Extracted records
════════════════════

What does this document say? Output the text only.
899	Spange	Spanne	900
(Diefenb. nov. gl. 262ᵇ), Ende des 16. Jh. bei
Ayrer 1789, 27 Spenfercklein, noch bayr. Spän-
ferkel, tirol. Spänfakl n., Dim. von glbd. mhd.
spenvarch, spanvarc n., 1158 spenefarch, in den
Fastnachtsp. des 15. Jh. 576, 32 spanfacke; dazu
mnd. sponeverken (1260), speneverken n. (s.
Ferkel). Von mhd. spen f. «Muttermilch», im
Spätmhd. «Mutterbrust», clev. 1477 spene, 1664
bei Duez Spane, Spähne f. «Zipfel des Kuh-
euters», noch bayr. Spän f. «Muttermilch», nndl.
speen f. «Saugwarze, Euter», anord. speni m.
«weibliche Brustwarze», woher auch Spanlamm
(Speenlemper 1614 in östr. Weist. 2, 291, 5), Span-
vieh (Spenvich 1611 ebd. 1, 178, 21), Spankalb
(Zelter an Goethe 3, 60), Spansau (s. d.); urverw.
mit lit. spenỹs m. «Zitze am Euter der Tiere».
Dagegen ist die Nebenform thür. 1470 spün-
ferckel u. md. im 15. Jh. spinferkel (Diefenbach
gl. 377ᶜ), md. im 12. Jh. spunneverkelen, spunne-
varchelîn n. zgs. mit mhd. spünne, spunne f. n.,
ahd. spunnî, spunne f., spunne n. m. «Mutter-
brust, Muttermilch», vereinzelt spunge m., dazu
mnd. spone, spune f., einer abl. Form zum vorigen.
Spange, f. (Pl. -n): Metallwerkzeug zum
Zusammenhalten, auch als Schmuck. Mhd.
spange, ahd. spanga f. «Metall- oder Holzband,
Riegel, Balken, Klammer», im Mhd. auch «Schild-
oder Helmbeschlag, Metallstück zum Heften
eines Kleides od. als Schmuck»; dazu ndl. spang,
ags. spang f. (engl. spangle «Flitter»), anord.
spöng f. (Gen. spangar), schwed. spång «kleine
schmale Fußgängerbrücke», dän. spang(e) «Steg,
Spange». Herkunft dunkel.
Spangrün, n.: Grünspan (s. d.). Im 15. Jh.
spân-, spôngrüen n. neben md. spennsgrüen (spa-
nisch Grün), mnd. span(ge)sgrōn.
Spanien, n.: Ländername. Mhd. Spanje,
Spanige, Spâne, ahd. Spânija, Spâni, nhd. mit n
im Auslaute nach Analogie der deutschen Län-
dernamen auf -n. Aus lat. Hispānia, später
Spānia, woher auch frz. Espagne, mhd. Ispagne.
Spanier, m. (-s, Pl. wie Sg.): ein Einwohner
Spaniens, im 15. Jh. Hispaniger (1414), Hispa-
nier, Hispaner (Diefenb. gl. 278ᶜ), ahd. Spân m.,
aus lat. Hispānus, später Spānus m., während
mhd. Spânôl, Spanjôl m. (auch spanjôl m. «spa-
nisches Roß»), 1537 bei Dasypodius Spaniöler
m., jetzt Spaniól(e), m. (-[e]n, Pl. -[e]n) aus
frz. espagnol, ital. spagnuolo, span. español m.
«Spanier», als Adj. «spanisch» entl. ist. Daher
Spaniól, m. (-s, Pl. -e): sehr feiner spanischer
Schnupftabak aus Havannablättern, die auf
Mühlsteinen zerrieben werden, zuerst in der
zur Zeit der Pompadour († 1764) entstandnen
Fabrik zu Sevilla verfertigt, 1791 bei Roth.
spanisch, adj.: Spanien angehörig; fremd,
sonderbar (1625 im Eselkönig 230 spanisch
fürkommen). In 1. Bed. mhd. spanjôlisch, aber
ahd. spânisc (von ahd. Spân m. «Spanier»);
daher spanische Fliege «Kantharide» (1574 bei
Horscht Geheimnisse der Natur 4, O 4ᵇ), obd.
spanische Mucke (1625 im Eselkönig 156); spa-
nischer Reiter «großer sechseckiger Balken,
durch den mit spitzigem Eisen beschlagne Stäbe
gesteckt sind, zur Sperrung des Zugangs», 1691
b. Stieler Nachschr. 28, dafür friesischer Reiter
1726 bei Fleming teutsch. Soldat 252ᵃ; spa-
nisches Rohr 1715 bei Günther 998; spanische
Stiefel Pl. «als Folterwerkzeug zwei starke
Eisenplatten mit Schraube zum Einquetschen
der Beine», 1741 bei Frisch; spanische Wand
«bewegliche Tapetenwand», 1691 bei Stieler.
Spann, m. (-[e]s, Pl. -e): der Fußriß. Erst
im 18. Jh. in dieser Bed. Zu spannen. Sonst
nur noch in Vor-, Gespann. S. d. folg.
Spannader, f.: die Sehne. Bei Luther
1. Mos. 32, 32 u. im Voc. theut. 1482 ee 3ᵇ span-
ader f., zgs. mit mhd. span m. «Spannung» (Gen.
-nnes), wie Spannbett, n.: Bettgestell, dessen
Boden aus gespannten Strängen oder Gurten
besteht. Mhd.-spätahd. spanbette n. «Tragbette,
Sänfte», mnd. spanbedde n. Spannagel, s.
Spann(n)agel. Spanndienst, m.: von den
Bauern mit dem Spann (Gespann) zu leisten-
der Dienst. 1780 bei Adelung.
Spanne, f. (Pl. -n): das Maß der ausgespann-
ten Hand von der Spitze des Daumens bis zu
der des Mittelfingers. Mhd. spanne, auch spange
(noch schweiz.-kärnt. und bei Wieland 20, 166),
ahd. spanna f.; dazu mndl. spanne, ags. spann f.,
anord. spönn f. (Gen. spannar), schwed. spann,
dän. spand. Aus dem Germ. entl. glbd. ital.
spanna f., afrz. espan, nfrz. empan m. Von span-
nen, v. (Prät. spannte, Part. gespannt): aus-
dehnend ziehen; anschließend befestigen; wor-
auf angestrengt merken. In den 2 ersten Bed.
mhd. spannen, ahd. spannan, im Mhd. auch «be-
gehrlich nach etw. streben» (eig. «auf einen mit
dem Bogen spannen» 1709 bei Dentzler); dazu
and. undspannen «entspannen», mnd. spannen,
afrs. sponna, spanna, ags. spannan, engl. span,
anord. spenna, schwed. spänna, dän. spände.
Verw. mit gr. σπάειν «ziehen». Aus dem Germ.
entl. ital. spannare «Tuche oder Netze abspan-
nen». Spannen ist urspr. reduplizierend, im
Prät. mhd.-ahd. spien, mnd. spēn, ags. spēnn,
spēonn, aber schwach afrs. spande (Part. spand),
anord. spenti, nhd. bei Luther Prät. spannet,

════════════════════

_YOUR TASK_
Pick each line holding the word "dazu" out of the listing.

_ANSWER IN FULL_
Fastnachtsp. des 15. Jh. 576, 32 spanfacke; dazu
brust, Muttermilch», vereinzelt spunge m., dazu
eines Kleides od. als Schmuck»; dazu ndl. spang,
ahd. spanna f.; dazu mndl. spanne, ags. spann f.,
dem Bogen spannen» 1709 bei Dentzler); dazu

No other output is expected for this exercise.